What is needed
List every line below containing "культурного".

Collected data entries
** start **
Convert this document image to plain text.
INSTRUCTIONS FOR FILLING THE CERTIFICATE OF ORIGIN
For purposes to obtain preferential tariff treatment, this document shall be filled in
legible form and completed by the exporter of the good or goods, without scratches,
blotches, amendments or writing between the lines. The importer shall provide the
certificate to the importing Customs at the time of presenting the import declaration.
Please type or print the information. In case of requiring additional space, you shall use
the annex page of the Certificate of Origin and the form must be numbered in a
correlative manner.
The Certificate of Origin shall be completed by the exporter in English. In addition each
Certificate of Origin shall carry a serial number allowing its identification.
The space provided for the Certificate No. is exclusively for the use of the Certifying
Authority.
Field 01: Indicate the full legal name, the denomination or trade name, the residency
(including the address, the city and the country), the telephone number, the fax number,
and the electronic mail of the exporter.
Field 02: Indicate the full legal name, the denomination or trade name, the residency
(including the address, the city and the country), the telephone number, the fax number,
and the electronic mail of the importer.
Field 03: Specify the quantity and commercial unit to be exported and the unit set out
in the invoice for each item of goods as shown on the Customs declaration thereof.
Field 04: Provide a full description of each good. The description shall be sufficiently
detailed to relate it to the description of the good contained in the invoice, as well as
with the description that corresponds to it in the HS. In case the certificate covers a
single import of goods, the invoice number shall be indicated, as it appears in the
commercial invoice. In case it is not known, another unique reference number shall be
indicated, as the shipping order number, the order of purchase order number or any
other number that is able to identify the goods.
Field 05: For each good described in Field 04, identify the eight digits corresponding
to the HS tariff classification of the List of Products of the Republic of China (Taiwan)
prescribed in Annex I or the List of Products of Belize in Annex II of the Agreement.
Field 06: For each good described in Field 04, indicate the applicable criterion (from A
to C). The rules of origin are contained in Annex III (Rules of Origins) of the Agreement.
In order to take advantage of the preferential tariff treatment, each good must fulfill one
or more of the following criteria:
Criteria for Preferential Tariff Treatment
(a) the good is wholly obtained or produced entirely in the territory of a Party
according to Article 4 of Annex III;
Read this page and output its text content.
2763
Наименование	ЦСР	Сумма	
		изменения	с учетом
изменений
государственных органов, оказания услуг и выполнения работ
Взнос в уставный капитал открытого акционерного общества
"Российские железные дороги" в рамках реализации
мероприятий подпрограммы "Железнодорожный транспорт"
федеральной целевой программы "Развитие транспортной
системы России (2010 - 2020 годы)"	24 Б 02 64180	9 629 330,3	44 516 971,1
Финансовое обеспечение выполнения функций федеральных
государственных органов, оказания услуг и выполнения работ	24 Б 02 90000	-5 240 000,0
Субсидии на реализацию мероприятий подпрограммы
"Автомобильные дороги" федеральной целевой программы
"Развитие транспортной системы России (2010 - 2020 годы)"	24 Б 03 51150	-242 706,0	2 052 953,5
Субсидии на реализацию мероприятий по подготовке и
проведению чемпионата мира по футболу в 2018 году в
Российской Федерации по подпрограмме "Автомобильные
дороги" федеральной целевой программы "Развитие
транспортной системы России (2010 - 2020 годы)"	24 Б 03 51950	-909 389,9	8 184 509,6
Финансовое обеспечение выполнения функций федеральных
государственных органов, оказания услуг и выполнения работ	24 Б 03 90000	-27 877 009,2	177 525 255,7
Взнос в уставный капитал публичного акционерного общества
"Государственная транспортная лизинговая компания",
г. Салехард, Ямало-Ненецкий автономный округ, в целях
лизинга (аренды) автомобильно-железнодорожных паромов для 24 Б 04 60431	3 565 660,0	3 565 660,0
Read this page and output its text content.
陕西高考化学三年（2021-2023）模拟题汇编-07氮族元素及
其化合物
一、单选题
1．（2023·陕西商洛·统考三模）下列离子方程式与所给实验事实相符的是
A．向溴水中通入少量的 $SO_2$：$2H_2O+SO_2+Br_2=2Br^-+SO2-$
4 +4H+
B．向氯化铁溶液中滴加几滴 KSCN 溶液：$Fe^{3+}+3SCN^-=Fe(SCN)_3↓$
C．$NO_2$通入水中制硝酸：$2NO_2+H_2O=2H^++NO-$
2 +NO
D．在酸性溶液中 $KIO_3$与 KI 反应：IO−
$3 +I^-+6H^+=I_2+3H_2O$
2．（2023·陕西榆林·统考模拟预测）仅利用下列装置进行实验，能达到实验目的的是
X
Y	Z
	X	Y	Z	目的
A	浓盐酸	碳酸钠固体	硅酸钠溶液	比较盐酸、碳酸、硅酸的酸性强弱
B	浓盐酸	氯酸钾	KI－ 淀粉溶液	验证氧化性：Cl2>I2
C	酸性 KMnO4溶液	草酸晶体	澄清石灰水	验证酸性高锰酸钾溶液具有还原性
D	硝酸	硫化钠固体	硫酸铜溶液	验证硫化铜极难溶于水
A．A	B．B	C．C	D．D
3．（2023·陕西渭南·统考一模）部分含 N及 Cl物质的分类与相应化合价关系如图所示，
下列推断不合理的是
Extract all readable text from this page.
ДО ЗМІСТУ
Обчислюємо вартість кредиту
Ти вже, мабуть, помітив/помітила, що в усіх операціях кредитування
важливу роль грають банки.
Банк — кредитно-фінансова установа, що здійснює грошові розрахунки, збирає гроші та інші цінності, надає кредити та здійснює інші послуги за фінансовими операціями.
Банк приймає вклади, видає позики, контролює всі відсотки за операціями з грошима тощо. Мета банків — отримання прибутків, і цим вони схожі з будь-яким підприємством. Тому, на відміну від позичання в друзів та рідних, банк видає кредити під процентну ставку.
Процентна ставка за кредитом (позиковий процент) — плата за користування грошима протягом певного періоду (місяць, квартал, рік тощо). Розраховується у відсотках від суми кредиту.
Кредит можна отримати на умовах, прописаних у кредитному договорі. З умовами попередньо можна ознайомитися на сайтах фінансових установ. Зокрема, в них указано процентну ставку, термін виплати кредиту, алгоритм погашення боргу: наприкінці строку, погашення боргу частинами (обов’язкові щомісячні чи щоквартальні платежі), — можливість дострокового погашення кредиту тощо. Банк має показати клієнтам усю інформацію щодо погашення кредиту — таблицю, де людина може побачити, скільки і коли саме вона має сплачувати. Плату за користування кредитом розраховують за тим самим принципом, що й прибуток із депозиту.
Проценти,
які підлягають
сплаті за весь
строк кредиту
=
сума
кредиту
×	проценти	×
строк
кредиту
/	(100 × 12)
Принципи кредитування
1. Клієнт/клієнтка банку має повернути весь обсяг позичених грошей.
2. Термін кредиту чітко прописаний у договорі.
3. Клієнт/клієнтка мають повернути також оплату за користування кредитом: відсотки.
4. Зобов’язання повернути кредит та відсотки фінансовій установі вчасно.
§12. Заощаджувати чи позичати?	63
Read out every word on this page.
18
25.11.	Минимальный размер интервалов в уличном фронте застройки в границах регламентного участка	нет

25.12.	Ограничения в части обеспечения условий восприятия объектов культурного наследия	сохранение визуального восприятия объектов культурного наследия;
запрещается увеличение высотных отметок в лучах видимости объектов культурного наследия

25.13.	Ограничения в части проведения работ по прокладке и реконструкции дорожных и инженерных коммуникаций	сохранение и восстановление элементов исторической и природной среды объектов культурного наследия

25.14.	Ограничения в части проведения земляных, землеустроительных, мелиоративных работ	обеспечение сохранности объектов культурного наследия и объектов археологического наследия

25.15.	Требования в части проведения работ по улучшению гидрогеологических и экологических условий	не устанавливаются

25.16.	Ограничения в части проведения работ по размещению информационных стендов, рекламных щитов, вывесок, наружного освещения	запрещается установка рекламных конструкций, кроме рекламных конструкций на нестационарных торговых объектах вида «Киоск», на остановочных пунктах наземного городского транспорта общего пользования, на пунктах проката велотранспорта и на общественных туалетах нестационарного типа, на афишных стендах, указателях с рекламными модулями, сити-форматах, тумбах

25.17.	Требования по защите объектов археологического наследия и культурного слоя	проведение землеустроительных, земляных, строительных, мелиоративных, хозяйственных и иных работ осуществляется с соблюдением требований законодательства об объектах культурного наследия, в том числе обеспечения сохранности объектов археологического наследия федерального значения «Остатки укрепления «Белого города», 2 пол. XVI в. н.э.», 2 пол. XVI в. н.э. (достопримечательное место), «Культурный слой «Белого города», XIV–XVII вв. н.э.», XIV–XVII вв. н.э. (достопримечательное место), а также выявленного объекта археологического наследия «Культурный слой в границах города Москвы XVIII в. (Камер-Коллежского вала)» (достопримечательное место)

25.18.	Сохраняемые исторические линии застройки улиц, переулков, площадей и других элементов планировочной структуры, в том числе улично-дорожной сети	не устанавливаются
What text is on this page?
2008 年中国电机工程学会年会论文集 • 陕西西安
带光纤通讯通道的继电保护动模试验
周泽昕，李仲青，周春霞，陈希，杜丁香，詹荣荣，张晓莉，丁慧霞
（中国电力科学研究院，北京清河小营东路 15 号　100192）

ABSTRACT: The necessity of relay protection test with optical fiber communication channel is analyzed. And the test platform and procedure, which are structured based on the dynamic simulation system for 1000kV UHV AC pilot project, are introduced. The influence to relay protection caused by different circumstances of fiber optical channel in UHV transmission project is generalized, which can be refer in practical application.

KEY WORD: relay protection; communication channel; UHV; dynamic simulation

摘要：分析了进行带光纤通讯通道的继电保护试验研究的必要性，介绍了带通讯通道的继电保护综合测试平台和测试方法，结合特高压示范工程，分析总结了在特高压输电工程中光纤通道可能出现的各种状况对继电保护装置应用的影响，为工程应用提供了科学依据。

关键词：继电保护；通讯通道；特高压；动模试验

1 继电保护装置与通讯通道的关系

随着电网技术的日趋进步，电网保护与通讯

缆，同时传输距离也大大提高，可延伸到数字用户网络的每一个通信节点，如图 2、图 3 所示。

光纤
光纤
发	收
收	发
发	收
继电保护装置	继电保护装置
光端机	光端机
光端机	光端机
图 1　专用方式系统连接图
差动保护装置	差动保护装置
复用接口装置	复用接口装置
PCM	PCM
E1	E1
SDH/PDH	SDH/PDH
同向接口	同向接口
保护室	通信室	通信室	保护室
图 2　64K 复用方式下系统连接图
** end **
Written response
25.12.	Ограничения в части обеспечения условий восприятия объектов культурного наследия	сохранение визуального восприятия объектов культурного наследия;
запрещается увеличение высотных отметок в лучах видимости объектов культурного наследия
25.13.	Ограничения в части проведения работ по прокладке и реконструкции дорожных и инженерных коммуникаций	сохранение и восстановление элементов исторической и природной среды объектов культурного наследия
25.14.	Ограничения в части проведения земляных, землеустроительных, мелиоративных работ	обеспечение сохранности объектов культурного наследия и объектов археологического наследия
25.17.	Требования по защите объектов археологического наследия и культурного слоя	проведение землеустроительных, земляных, строительных, мелиоративных, хозяйственных и иных работ осуществляется с соблюдением требований законодательства об объектах культурного наследия, в том числе обеспечения сохранности объектов археологического наследия федерального значения «Остатки укрепления «Белого города», 2 пол. XVI в. н.э.», 2 пол. XVI в. н.э. (достопримечательное место), «Культурный слой «Белого города», XIV–XVII вв. н.э.», XIV–XVII вв. н.э. (достопримечательное место), а также выявленного объекта археологического наследия «Культурный слой в границах города Москвы XVIII в. (Камер-Коллежского вала)» (достопримечательное место)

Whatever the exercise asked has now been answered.